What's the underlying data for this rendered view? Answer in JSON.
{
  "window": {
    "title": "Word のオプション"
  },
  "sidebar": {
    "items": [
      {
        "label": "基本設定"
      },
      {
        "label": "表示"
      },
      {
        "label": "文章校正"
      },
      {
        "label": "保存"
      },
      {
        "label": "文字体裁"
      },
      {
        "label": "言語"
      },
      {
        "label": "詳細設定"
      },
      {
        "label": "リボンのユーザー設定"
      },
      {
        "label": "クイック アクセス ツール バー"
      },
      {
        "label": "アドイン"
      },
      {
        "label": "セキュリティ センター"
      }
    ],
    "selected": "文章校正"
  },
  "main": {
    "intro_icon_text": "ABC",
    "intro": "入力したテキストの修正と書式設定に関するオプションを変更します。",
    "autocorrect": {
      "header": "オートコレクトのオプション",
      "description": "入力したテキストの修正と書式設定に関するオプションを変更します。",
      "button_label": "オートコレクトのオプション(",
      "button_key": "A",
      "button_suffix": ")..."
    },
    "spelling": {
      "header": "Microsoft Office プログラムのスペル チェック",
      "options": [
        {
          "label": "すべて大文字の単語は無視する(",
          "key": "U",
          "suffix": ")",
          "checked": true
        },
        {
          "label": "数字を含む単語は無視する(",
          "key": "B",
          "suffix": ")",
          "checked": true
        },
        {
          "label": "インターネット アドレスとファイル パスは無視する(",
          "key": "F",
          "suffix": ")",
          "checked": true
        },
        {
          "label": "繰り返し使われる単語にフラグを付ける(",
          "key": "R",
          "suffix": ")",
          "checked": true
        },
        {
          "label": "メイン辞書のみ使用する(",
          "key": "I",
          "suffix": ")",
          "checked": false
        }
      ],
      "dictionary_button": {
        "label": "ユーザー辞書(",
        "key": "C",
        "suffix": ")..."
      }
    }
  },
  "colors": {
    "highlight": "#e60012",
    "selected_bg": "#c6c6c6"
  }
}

************

Stated goal:
In the entries above, find each line with the word "オートコレクトのオプション" and copy it.

Reply to the task:
      "header": "オートコレクトのオプション",
      "button_label": "オートコレクトのオプション(",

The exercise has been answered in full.